Keeble Observatory
April 2009 Sky from the Keeble Observatory
We promised last month to finish our ascent of the cosmic distance ladder by describing
the most distant light that we can observe. Our story actually begins in the 19th
century with the development of spectroscopy, i.e. the analysis of light by dispersing
it into its various wavelengths. With a degree of precision which often surprises
modern students, chemists and physicists in the 1800s were able to measure spectra
to a few parts per million. When a hot opaque surface is studied this way, we see
a continuous spectrum, i.e. “all the colors of the rainbow.” The exact shape of
this emission as a function of wavelength can be idealized as a blackbody spectrum
– and it was one of the challenges to our understanding of fundamental physics to
explain this spectrum. Classical physics failed miserably! Uniting thermodynamics
and electromagnetic theory gave a predicted spectrum which matched the observations
only at long wavelengths; at short wavelengths the discrepancy was so bad it came
to be known as the ultraviolet catastrophe. It wasn’t until 1900 that Max
Planck succeeded in deriving the correct spectrum, marking the dawn of what we now
teach as modern physics. (How he did this is another story!)
Two characteristics of the blackbody spectrum are important to this discussion.
First, the total power emitted by a hot surface is proportional to the fourth power
of the temperature, a relation known as Stefan’s Law, and which we write
as R = s T4, where s (lower case Greek sigma) is the Stefan-Boltzmann
constant. Second, the wavelength at which the blackbody spectrum has its
greatest intensity is inversely proportional to the temperature, written as lmaxT
= 3 mmK and known as Wien’s Law. lmax (lower case Greek lambda)

Things to do:
A - Output the stretch of the Keeble Observatory article from "Two characteristics of" through "case Greek lambda)", word for word.
B - According to the Keeble Observatory article, in what year did Max Planck succeed in deriving the correct blackbody spectrum?
The rows that follow have no connection to the Keeble Observatory article.

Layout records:
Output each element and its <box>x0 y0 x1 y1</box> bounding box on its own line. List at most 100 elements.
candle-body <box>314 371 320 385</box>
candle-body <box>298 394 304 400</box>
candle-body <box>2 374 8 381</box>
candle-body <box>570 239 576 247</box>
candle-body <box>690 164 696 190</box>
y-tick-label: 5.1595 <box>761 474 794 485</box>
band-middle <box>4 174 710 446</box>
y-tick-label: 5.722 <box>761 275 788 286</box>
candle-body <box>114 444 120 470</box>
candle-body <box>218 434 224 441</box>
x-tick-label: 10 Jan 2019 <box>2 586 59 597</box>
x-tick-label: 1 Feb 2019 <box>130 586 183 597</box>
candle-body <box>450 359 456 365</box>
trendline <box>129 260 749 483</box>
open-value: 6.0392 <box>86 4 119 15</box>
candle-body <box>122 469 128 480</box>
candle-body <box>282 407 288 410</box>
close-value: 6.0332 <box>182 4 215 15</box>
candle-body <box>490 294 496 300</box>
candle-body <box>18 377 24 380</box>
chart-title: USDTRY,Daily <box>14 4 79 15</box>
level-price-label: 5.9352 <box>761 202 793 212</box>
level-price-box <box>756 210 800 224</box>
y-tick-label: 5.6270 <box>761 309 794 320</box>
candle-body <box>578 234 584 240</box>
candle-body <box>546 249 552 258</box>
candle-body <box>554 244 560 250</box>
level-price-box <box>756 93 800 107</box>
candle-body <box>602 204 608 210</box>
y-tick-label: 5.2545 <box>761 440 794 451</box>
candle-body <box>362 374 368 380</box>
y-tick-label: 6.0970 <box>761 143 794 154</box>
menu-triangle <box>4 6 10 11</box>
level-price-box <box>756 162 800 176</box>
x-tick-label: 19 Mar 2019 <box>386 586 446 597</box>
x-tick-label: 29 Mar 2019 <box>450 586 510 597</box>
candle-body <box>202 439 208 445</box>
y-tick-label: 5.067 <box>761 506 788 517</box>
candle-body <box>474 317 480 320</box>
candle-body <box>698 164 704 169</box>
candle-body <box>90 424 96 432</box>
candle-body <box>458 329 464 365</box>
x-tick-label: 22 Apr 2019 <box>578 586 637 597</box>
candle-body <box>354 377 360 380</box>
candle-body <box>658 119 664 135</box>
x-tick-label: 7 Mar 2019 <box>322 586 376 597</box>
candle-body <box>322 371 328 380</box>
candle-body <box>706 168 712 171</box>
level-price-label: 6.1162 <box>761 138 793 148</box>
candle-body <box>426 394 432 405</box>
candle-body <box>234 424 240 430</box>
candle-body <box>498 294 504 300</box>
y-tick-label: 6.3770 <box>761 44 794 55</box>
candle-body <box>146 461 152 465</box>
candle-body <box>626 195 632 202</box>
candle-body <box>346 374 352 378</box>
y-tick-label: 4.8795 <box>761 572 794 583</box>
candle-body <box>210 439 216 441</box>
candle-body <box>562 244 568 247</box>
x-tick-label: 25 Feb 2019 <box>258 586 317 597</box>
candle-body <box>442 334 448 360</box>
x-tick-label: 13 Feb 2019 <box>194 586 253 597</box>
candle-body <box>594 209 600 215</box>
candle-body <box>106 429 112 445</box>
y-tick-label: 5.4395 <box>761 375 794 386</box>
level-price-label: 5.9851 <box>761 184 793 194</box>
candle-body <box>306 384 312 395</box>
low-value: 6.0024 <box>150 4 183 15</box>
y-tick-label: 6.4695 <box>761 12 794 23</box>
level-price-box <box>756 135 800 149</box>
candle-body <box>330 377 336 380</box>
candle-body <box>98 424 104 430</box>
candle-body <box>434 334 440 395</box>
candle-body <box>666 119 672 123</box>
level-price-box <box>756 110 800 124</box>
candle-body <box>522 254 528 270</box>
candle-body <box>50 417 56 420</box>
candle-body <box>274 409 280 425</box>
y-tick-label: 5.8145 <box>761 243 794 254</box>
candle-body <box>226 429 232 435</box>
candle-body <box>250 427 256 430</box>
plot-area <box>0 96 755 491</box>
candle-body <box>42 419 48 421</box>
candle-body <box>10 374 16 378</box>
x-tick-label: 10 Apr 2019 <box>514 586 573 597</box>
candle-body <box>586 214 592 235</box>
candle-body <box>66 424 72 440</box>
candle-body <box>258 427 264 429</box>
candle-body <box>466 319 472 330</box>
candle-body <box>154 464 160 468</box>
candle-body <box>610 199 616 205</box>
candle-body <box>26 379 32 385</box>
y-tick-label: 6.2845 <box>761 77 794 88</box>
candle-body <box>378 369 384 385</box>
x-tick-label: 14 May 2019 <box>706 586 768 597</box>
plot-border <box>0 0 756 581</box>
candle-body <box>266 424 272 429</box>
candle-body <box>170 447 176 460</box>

Results in order:
A -
Two characteristics of the blackbody spectrum are important to this discussion.
First, the total power emitted by a hot surface is proportional to the fourth power
of the temperature, a relation known as Stefan’s Law, and which we write
as R = s T4, where s (lower case Greek sigma) is the Stefan-Boltzmann
constant. Second, the wavelength at which the blackbody spectrum has its
greatest intensity is inversely proportional to the temperature, written as lmaxT
= 3 mmK and known as Wien’s Law. lmax (lower case Greek lambda)

B - 1900